::: Material provided

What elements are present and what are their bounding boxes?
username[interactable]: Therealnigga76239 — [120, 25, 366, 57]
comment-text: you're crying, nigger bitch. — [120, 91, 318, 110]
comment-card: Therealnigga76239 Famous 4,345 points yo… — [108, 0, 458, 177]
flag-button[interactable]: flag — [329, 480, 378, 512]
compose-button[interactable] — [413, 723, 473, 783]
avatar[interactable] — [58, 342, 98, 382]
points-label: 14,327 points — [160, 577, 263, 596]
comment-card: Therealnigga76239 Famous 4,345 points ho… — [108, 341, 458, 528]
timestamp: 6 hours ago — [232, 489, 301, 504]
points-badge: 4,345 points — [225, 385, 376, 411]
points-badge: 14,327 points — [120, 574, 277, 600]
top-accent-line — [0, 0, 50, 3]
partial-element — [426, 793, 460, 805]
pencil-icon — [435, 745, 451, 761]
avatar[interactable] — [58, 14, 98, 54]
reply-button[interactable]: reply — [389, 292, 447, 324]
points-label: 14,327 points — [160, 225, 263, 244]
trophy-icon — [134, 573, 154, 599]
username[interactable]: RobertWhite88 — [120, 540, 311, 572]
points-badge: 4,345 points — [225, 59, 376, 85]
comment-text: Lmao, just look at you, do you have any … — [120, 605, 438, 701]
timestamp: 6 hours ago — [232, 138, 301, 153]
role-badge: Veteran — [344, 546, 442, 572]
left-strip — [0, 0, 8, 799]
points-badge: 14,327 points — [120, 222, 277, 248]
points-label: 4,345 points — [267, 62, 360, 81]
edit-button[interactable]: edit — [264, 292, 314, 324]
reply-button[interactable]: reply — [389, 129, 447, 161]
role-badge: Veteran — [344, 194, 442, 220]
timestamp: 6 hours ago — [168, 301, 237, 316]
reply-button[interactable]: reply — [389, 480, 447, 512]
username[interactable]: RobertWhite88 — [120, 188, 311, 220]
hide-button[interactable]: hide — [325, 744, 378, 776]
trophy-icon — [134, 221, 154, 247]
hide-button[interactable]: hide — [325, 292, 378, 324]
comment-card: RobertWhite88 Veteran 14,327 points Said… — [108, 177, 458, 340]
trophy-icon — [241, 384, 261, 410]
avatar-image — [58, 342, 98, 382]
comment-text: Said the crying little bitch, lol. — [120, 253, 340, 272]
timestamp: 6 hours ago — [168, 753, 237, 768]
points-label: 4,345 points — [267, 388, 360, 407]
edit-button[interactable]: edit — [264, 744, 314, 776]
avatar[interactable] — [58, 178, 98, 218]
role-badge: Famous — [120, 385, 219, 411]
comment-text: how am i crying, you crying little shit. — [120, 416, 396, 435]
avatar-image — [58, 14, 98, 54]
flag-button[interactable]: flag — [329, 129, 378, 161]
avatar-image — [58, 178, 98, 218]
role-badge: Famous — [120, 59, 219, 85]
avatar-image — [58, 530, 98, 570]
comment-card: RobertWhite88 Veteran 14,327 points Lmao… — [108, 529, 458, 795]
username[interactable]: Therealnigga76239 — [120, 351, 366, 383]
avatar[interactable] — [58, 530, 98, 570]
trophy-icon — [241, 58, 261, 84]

::::::

- [To be done]
Identify each line in the records above that contains the string "button", and copy every such line in full.

- [Task answer]
flag-button[interactable]: flag — [329, 480, 378, 512]
compose-button[interactable] — [413, 723, 473, 783]
reply-button[interactable]: reply — [389, 292, 447, 324]
edit-button[interactable]: edit — [264, 292, 314, 324]
reply-button[interactable]: reply — [389, 129, 447, 161]
reply-button[interactable]: reply — [389, 480, 447, 512]
hide-button[interactable]: hide — [325, 744, 378, 776]
hide-button[interactable]: hide — [325, 292, 378, 324]
edit-button[interactable]: edit — [264, 744, 314, 776]
flag-button[interactable]: flag — [329, 129, 378, 161]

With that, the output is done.